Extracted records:
---*---

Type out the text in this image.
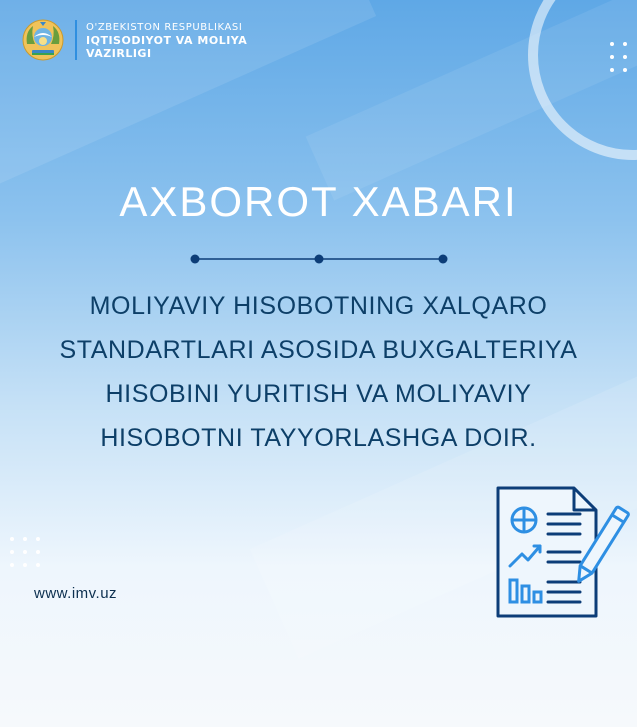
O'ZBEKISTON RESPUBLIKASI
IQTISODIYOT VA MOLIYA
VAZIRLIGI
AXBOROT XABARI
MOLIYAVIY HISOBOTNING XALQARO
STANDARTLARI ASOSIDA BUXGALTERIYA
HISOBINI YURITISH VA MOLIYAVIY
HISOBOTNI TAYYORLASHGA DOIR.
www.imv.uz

---*---

(What is needed) Quote every line of the records above exactly; no picture is to be copied.

(Written response)
Type out the text in this image.
O'ZBEKISTON RESPUBLIKASI
IQTISODIYOT VA MOLIYA
VAZIRLIGI
AXBOROT XABARI
MOLIYAVIY HISOBOTNING XALQARO
STANDARTLARI ASOSIDA BUXGALTERIYA
HISOBINI YURITISH VA MOLIYAVIY
HISOBOTNI TAYYORLASHGA DOIR.
www.imv.uz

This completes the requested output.